— SET EXERCISE —
Find the lines below that contain the string "CADUSD". Copy each one.

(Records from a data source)
[start]
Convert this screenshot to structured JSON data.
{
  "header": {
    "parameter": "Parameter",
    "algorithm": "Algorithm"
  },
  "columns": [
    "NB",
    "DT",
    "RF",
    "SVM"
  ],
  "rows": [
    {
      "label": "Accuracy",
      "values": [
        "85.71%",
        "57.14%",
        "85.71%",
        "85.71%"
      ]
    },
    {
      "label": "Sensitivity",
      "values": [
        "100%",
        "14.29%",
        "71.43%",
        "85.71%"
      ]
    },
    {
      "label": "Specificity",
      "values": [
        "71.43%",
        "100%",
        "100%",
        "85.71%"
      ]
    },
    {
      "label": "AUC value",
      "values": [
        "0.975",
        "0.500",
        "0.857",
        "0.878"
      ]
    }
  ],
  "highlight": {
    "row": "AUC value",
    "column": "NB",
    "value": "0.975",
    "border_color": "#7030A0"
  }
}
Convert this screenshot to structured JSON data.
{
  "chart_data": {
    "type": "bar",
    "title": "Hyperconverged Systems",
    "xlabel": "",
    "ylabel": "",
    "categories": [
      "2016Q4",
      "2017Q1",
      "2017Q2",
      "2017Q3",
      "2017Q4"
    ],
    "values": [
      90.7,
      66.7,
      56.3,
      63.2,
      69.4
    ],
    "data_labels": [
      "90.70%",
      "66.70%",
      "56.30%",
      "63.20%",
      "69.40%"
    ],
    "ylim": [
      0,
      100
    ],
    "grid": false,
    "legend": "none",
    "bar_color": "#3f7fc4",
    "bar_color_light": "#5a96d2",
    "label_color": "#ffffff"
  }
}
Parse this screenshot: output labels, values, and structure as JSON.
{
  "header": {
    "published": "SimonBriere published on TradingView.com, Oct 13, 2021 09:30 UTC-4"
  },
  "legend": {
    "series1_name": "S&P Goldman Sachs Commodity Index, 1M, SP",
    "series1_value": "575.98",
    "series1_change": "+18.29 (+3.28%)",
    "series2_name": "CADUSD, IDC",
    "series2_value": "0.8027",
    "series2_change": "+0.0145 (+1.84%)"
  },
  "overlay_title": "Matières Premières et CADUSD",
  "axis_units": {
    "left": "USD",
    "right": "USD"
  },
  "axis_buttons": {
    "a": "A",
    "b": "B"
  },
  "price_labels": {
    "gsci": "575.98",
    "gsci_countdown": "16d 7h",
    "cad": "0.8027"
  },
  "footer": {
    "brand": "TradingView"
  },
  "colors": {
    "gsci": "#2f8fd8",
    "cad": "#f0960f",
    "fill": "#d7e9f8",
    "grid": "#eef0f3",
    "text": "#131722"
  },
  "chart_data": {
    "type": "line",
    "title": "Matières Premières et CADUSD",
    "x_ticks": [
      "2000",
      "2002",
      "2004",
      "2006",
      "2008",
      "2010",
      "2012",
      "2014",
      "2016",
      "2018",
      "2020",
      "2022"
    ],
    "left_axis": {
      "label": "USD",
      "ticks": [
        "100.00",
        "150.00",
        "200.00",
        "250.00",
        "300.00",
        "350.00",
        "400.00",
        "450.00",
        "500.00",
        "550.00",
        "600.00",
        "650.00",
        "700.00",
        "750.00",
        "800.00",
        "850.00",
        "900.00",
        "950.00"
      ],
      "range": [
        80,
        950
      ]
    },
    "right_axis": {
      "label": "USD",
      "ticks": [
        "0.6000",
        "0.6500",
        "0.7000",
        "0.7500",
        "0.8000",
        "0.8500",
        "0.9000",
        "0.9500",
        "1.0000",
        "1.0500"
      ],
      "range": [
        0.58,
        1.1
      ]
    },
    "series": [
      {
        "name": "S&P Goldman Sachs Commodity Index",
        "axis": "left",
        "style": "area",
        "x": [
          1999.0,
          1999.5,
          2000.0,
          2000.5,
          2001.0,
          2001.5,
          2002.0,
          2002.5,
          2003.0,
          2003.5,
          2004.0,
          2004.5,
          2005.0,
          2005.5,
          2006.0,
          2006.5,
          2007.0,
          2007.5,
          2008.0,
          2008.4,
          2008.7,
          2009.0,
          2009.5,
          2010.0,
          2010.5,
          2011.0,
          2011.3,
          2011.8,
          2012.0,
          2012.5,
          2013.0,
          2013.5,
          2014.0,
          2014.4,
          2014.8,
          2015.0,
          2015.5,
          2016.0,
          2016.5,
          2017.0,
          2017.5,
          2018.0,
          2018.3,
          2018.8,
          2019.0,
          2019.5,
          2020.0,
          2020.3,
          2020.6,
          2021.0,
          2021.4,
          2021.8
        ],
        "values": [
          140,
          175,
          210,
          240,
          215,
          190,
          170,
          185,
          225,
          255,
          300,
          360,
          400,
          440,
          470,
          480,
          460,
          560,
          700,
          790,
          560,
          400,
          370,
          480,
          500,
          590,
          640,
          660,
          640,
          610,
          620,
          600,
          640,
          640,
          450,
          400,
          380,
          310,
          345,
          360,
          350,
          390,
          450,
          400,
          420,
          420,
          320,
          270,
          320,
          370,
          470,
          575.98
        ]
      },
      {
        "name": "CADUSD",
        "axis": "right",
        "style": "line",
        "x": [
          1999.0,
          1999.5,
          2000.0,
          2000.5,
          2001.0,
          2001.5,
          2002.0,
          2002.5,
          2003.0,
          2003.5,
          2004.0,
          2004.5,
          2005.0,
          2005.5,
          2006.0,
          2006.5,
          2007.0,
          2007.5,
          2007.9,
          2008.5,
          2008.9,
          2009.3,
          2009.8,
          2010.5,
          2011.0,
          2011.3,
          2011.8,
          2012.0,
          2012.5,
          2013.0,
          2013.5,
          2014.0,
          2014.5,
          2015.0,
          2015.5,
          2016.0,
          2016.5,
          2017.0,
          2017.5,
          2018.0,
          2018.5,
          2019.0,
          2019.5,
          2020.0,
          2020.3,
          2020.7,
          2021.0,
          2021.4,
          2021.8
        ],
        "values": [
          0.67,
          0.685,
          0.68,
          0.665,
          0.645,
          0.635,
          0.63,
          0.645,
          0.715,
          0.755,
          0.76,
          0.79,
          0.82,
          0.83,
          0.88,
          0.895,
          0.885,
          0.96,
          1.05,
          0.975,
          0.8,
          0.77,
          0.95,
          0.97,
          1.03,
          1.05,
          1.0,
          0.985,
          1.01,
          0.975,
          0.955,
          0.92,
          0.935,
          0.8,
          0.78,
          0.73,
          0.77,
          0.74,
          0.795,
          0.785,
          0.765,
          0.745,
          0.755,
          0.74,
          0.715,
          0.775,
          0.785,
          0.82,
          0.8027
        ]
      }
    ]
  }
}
[end]
— REPLY —
    "series2_name": "CADUSD, IDC",
  "overlay_title": "Matières Premières et CADUSD",
    "title": "Matières Premières et CADUSD",
        "name": "CADUSD",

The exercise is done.